Stored entries
★ ★ ★
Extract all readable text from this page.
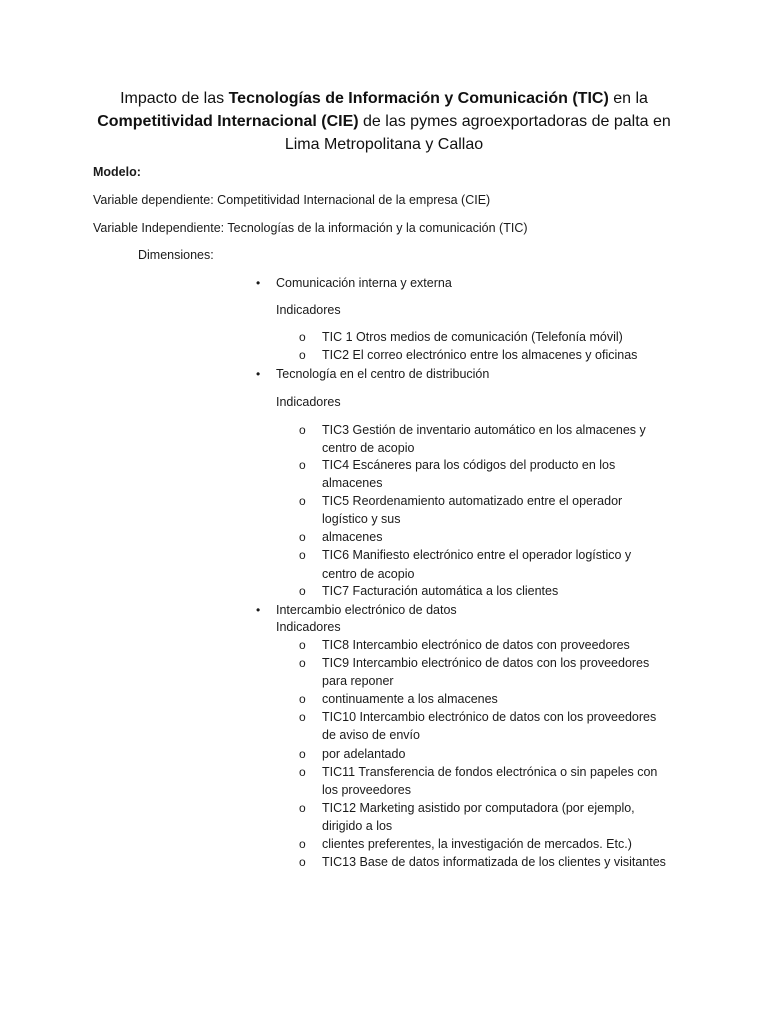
Impacto de las Tecnologías de Información y Comunicación (TIC) en la
Competitividad Internacional (CIE) de las pymes agroexportadoras de palta en
Lima Metropolitana y Callao
Modelo:
Variable dependiente: Competitividad Internacional de la empresa (CIE)
Variable Independiente: Tecnologías de la información y la comunicación (TIC)
Dimensiones:
• Comunicación interna y externa
Indicadores
o TIC 1 Otros medios de comunicación (Telefonía móvil)
o TIC2 El correo electrónico entre los almacenes y oficinas
• Tecnología en el centro de distribución
Indicadores
o TIC3 Gestión de inventario automático en los almacenes y
centro de acopio
o TIC4 Escáneres para los códigos del producto en los
almacenes
o TIC5 Reordenamiento automatizado entre el operador
logístico y sus
o almacenes
o TIC6 Manifiesto electrónico entre el operador logístico y
centro de acopio
o TIC7 Facturación automática a los clientes
• Intercambio electrónico de datos
Indicadores
o TIC8 Intercambio electrónico de datos con proveedores
o TIC9 Intercambio electrónico de datos con los proveedores
para reponer
o continuamente a los almacenes
o TIC10 Intercambio electrónico de datos con los proveedores
de aviso de envío
o por adelantado
o TIC11 Transferencia de fondos electrónica o sin papeles con
los proveedores
o TIC12 Marketing asistido por computadora (por ejemplo,
dirigido a los
o clientes preferentes, la investigación de mercados. Etc.)
o TIC13 Base de datos informatizada de los clientes y visitantes
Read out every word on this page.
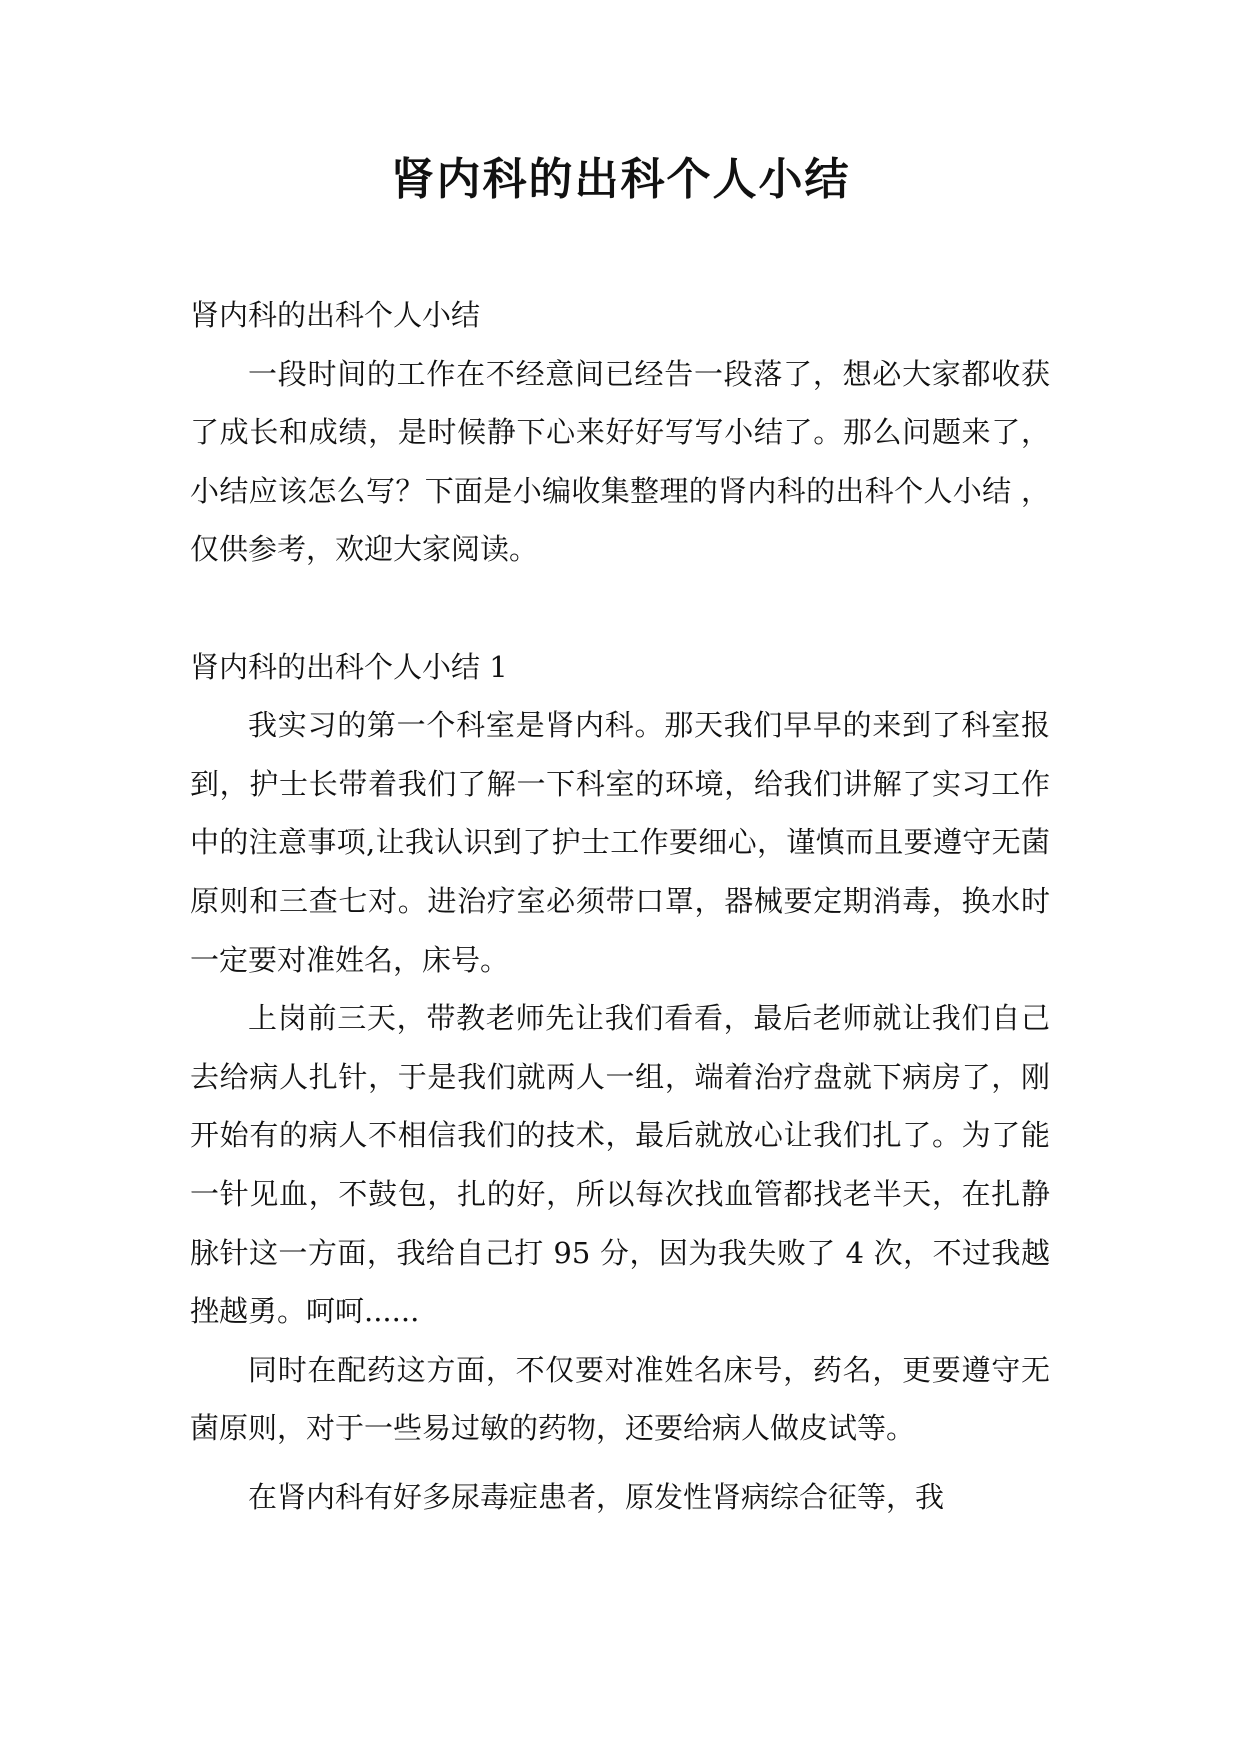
肾内科的出科个人小结
肾内科的出科个人小结

一段时间的工作在不经意间已经告一段落了，想必大家都收获了成长和成绩，是时候静下心来好好写写小结了。那么问题来了，小结应该怎么写？下面是小编收集整理的肾内科的出科个人小结 ，仅供参考，欢迎大家阅读。

肾内科的出科个人小结 1

我实习的第一个科室是肾内科。那天我们早早的来到了科室报到，护士长带着我们了解一下科室的环境，给我们讲解了实习工作中的注意事项,让我认识到了护士工作要细心，谨慎而且要遵守无菌原则和三查七对。进治疗室必须带口罩，器械要定期消毒，换水时一定要对准姓名，床号。

上岗前三天，带教老师先让我们看看，最后老师就让我们自己去给病人扎针，于是我们就两人一组，端着治疗盘就下病房了，刚开始有的病人不相信我们的技术，最后就放心让我们扎了。为了能一针见血，不鼓包，扎的好，所以每次找血管都找老半天，在扎静脉针这一方面，我给自己打 95 分，因为我失败了 4 次，不过我越挫越勇。呵呵......

同时在配药这方面，不仅要对准姓名床号，药名，更要遵守无菌原则，对于一些易过敏的药物，还要给病人做皮试等。

在肾内科有好多尿毒症患者，原发性肾病综合征等，我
★ ★ ★
Short task
Leave out the pictures, and extract exactly the lines from the one with "Read out every word on this page." through the end of the records, both ends included.

In response
Read out every word on this page.
肾内科的出科个人小结
肾内科的出科个人小结

一段时间的工作在不经意间已经告一段落了，想必大家都收获了成长和成绩，是时候静下心来好好写写小结了。那么问题来了，小结应该怎么写？下面是小编收集整理的肾内科的出科个人小结 ，仅供参考，欢迎大家阅读。

肾内科的出科个人小结 1

我实习的第一个科室是肾内科。那天我们早早的来到了科室报到，护士长带着我们了解一下科室的环境，给我们讲解了实习工作中的注意事项,让我认识到了护士工作要细心，谨慎而且要遵守无菌原则和三查七对。进治疗室必须带口罩，器械要定期消毒，换水时一定要对准姓名，床号。

上岗前三天，带教老师先让我们看看，最后老师就让我们自己去给病人扎针，于是我们就两人一组，端着治疗盘就下病房了，刚开始有的病人不相信我们的技术，最后就放心让我们扎了。为了能一针见血，不鼓包，扎的好，所以每次找血管都找老半天，在扎静脉针这一方面，我给自己打 95 分，因为我失败了 4 次，不过我越挫越勇。呵呵......

同时在配药这方面，不仅要对准姓名床号，药名，更要遵守无菌原则，对于一些易过敏的药物，还要给病人做皮试等。

在肾内科有好多尿毒症患者，原发性肾病综合征等，我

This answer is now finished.